## Problem to solve
The listing below is to be output in its exact form.

## Exercise materials
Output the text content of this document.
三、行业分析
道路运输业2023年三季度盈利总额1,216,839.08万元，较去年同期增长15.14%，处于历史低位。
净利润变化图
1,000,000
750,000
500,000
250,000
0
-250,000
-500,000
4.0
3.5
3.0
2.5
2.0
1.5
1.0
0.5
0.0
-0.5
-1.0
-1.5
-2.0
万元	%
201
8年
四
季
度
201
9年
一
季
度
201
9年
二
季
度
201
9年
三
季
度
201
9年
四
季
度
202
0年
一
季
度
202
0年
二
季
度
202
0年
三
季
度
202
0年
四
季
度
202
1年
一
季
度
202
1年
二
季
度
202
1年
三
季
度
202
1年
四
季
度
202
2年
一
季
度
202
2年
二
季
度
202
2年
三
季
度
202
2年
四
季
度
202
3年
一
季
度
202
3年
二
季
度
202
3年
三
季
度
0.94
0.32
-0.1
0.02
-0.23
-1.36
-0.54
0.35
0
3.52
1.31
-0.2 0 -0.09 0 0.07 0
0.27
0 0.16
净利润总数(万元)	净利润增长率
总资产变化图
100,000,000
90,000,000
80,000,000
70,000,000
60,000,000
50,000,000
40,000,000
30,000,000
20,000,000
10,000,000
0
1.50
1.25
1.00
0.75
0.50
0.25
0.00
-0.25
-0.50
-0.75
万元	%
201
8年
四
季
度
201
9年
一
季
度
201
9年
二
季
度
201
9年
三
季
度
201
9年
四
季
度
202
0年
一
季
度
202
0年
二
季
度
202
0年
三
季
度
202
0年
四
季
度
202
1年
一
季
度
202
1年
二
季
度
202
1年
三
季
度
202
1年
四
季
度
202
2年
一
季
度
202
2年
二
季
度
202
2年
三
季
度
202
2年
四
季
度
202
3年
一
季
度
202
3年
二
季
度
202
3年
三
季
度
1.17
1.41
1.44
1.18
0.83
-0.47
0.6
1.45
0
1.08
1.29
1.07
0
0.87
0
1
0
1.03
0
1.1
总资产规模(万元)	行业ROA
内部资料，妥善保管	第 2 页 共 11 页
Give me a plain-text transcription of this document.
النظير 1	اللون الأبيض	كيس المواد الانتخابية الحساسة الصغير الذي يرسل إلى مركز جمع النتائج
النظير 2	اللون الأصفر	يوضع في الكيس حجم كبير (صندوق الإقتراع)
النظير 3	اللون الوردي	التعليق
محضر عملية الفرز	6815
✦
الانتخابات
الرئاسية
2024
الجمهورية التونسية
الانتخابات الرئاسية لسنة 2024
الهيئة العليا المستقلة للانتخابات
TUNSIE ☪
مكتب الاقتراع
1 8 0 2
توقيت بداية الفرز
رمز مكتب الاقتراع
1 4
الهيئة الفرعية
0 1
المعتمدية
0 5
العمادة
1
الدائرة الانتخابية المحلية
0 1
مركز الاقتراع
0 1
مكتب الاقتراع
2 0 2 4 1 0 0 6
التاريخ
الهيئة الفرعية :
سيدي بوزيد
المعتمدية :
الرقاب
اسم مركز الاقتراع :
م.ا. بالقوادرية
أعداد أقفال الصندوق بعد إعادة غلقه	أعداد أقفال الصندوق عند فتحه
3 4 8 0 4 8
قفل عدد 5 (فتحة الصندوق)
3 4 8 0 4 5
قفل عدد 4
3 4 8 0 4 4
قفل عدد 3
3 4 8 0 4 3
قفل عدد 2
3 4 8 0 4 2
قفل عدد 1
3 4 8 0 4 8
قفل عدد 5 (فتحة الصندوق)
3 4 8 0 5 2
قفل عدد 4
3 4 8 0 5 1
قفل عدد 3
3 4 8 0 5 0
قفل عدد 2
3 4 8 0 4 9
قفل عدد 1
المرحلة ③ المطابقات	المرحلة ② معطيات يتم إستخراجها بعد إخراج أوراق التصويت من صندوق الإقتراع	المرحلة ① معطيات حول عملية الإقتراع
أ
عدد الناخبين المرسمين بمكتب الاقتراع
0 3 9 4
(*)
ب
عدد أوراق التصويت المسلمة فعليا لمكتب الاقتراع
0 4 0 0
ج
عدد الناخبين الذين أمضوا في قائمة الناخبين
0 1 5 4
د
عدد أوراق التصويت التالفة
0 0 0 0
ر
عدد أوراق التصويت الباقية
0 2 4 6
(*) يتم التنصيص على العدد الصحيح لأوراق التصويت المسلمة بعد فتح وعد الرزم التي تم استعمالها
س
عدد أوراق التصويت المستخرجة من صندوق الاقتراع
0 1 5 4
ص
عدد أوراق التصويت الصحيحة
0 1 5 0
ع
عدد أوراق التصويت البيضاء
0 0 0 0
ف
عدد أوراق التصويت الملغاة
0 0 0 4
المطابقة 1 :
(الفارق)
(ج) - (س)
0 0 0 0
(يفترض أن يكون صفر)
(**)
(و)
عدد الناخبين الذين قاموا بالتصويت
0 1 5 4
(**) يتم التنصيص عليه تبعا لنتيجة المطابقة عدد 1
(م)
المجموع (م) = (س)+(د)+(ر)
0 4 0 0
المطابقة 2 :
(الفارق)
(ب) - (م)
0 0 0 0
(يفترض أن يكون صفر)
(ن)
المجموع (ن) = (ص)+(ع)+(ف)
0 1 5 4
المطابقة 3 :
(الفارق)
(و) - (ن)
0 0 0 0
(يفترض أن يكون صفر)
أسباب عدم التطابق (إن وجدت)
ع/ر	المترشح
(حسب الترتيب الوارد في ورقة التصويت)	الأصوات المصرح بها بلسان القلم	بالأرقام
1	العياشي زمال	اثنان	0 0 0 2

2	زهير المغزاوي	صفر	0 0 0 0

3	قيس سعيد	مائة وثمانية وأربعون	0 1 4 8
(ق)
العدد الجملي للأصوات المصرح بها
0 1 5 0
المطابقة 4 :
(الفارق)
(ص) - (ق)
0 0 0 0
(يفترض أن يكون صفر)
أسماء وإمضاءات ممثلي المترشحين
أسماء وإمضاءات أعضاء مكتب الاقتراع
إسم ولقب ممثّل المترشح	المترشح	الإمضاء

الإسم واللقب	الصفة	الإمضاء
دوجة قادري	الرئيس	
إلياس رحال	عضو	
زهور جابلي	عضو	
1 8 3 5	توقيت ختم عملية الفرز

## Response to the task
Output the text content of this document.
三、行业分析
道路运输业2023年三季度盈利总额1,216,839.08万元，较去年同期增长15.14%，处于历史低位。
净利润变化图
1,000,000
750,000
500,000
250,000
0
-250,000
-500,000
4.0
3.5
3.0
2.5
2.0
1.5
1.0
0.5
0.0
-0.5
-1.0
-1.5
-2.0
万元	%
201
8年
四
季
度
201
9年
一
季
度
201
9年
二
季
度
201
9年
三
季
度
201
9年
四
季
度
202
0年
一
季
度
202
0年
二
季
度
202
0年
三
季
度
202
0年
四
季
度
202
1年
一
季
度
202
1年
二
季
度
202
1年
三
季
度
202
1年
四
季
度
202
2年
一
季
度
202
2年
二
季
度
202
2年
三
季
度
202
2年
四
季
度
202
3年
一
季
度
202
3年
二
季
度
202
3年
三
季
度
0.94
0.32
-0.1
0.02
-0.23
-1.36
-0.54
0.35
0
3.52
1.31
-0.2 0 -0.09 0 0.07 0
0.27
0 0.16
净利润总数(万元)	净利润增长率
总资产变化图
100,000,000
90,000,000
80,000,000
70,000,000
60,000,000
50,000,000
40,000,000
30,000,000
20,000,000
10,000,000
0
1.50
1.25
1.00
0.75
0.50
0.25
0.00
-0.25
-0.50
-0.75
万元	%
201
8年
四
季
度
201
9年
一
季
度
201
9年
二
季
度
201
9年
三
季
度
201
9年
四
季
度
202
0年
一
季
度
202
0年
二
季
度
202
0年
三
季
度
202
0年
四
季
度
202
1年
一
季
度
202
1年
二
季
度
202
1年
三
季
度
202
1年
四
季
度
202
2年
一
季
度
202
2年
二
季
度
202
2年
三
季
度
202
2年
四
季
度
202
3年
一
季
度
202
3年
二
季
度
202
3年
三
季
度
1.17
1.41
1.44
1.18
0.83
-0.47
0.6
1.45
0
1.08
1.29
1.07
0
0.87
0
1
0
1.03
0
1.1
总资产规模(万元)	行业ROA
内部资料，妥善保管	第 2 页 共 11 页
Give me a plain-text transcription of this document.
النظير 1	اللون الأبيض	كيس المواد الانتخابية الحساسة الصغير الذي يرسل إلى مركز جمع النتائج
النظير 2	اللون الأصفر	يوضع في الكيس حجم كبير (صندوق الإقتراع)
النظير 3	اللون الوردي	التعليق
محضر عملية الفرز	6815
✦
الانتخابات
الرئاسية
2024
الجمهورية التونسية
الانتخابات الرئاسية لسنة 2024
الهيئة العليا المستقلة للانتخابات
TUNSIE ☪
مكتب الاقتراع
1 8 0 2
توقيت بداية الفرز
رمز مكتب الاقتراع
1 4
الهيئة الفرعية
0 1
المعتمدية
0 5
العمادة
1
الدائرة الانتخابية المحلية
0 1
مركز الاقتراع
0 1
مكتب الاقتراع
2 0 2 4 1 0 0 6
التاريخ
الهيئة الفرعية :
سيدي بوزيد
المعتمدية :
الرقاب
اسم مركز الاقتراع :
م.ا. بالقوادرية
أعداد أقفال الصندوق بعد إعادة غلقه	أعداد أقفال الصندوق عند فتحه
3 4 8 0 4 8
قفل عدد 5 (فتحة الصندوق)
3 4 8 0 4 5
قفل عدد 4
3 4 8 0 4 4
قفل عدد 3
3 4 8 0 4 3
قفل عدد 2
3 4 8 0 4 2
قفل عدد 1
3 4 8 0 4 8
قفل عدد 5 (فتحة الصندوق)
3 4 8 0 5 2
قفل عدد 4
3 4 8 0 5 1
قفل عدد 3
3 4 8 0 5 0
قفل عدد 2
3 4 8 0 4 9
قفل عدد 1
المرحلة ③ المطابقات	المرحلة ② معطيات يتم إستخراجها بعد إخراج أوراق التصويت من صندوق الإقتراع	المرحلة ① معطيات حول عملية الإقتراع
أ
عدد الناخبين المرسمين بمكتب الاقتراع
0 3 9 4
(*)
ب
عدد أوراق التصويت المسلمة فعليا لمكتب الاقتراع
0 4 0 0
ج
عدد الناخبين الذين أمضوا في قائمة الناخبين
0 1 5 4
د
عدد أوراق التصويت التالفة
0 0 0 0
ر
عدد أوراق التصويت الباقية
0 2 4 6
(*) يتم التنصيص على العدد الصحيح لأوراق التصويت المسلمة بعد فتح وعد الرزم التي تم استعمالها
س
عدد أوراق التصويت المستخرجة من صندوق الاقتراع
0 1 5 4
ص
عدد أوراق التصويت الصحيحة
0 1 5 0
ع
عدد أوراق التصويت البيضاء
0 0 0 0
ف
عدد أوراق التصويت الملغاة
0 0 0 4
المطابقة 1 :
(الفارق)
(ج) - (س)
0 0 0 0
(يفترض أن يكون صفر)
(**)
(و)
عدد الناخبين الذين قاموا بالتصويت
0 1 5 4
(**) يتم التنصيص عليه تبعا لنتيجة المطابقة عدد 1
(م)
المجموع (م) = (س)+(د)+(ر)
0 4 0 0
المطابقة 2 :
(الفارق)
(ب) - (م)
0 0 0 0
(يفترض أن يكون صفر)
(ن)
المجموع (ن) = (ص)+(ع)+(ف)
0 1 5 4
المطابقة 3 :
(الفارق)
(و) - (ن)
0 0 0 0
(يفترض أن يكون صفر)
أسباب عدم التطابق (إن وجدت)
ع/ر	المترشح
(حسب الترتيب الوارد في ورقة التصويت)	الأصوات المصرح بها بلسان القلم	بالأرقام
1	العياشي زمال	اثنان	0 0 0 2

2	زهير المغزاوي	صفر	0 0 0 0

3	قيس سعيد	مائة وثمانية وأربعون	0 1 4 8
(ق)
العدد الجملي للأصوات المصرح بها
0 1 5 0
المطابقة 4 :
(الفارق)
(ص) - (ق)
0 0 0 0
(يفترض أن يكون صفر)
أسماء وإمضاءات ممثلي المترشحين
أسماء وإمضاءات أعضاء مكتب الاقتراع
إسم ولقب ممثّل المترشح	المترشح	الإمضاء

الإسم واللقب	الصفة	الإمضاء
دوجة قادري	الرئيس	
إلياس رحال	عضو	
زهور جابلي	عضو	
1 8 3 5	توقيت ختم عملية الفرز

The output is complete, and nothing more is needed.